# Record set:
----

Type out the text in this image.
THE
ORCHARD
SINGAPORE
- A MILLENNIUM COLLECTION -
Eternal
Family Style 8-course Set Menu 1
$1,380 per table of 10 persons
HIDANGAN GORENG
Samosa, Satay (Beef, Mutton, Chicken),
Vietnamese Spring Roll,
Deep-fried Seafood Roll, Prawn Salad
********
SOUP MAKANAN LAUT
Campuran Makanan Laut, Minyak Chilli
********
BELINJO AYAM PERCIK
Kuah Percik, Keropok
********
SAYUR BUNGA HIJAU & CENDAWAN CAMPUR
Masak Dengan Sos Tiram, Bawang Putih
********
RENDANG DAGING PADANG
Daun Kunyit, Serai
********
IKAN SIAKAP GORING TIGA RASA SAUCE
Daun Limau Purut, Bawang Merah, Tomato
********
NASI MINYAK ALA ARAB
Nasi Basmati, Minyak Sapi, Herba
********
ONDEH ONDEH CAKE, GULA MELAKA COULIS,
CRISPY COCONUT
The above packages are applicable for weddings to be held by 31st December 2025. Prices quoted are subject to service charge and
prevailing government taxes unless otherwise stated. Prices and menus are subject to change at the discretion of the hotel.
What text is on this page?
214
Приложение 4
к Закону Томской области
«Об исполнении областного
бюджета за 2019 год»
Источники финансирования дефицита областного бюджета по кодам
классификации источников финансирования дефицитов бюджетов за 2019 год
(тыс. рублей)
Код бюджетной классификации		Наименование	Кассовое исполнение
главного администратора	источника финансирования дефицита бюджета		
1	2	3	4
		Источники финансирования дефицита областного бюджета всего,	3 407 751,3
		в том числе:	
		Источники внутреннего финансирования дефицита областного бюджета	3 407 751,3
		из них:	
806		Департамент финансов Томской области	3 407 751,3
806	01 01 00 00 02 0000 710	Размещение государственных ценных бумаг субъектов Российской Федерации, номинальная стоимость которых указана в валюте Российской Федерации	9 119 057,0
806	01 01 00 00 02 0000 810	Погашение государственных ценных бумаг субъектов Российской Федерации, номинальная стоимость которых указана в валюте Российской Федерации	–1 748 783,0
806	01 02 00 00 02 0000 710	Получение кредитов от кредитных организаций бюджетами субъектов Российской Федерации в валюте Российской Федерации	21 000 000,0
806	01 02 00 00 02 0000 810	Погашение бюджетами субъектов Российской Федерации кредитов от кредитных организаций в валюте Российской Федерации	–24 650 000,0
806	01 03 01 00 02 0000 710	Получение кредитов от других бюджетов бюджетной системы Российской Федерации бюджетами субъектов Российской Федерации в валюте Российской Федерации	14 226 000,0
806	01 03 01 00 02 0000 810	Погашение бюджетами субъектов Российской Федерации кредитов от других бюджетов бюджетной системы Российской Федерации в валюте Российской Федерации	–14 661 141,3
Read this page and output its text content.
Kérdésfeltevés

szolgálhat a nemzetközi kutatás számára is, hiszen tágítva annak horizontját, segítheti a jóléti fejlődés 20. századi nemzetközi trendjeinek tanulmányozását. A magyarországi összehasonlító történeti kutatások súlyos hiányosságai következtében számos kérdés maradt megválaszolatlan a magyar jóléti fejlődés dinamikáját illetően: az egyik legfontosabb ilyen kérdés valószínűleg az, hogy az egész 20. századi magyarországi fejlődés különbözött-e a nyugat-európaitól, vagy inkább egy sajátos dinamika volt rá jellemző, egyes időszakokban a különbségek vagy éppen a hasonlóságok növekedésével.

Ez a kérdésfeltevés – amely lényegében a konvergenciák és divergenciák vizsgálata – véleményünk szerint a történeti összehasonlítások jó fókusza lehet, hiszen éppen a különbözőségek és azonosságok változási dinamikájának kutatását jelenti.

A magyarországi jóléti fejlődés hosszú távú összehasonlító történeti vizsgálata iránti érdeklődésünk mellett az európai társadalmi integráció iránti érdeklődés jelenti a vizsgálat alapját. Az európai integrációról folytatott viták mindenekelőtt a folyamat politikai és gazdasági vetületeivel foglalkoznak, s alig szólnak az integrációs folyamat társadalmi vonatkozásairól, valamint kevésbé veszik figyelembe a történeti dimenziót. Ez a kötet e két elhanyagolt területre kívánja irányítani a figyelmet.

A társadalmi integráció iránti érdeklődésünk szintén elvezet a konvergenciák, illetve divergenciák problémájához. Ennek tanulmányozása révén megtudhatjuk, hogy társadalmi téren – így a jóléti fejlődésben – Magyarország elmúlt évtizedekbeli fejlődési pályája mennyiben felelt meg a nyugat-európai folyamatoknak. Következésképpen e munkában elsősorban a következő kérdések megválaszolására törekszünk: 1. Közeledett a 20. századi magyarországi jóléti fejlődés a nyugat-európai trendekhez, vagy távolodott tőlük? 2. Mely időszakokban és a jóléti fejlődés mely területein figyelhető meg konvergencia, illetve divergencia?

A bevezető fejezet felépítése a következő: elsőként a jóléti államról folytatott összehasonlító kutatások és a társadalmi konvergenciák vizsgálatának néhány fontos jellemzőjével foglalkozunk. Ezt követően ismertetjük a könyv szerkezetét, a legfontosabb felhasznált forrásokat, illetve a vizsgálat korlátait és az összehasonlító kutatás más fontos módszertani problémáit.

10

----

# Problem to work on:
Pick each line holding the word "валюте" out of the data and copy it.

# Response below:
806	01 01 00 00 02 0000 710	Размещение государственных ценных бумаг субъектов Российской Федерации, номинальная стоимость которых указана в валюте Российской Федерации	9 119 057,0
806	01 01 00 00 02 0000 810	Погашение государственных ценных бумаг субъектов Российской Федерации, номинальная стоимость которых указана в валюте Российской Федерации	–1 748 783,0
806	01 02 00 00 02 0000 710	Получение кредитов от кредитных организаций бюджетами субъектов Российской Федерации в валюте Российской Федерации	21 000 000,0
806	01 02 00 00 02 0000 810	Погашение бюджетами субъектов Российской Федерации кредитов от кредитных организаций в валюте Российской Федерации	–24 650 000,0
806	01 03 01 00 02 0000 710	Получение кредитов от других бюджетов бюджетной системы Российской Федерации бюджетами субъектов Российской Федерации в валюте Российской Федерации	14 226 000,0
806	01 03 01 00 02 0000 810	Погашение бюджетами субъектов Российской Федерации кредитов от других бюджетов бюджетной системы Российской Федерации в валюте Российской Федерации	–14 661 141,3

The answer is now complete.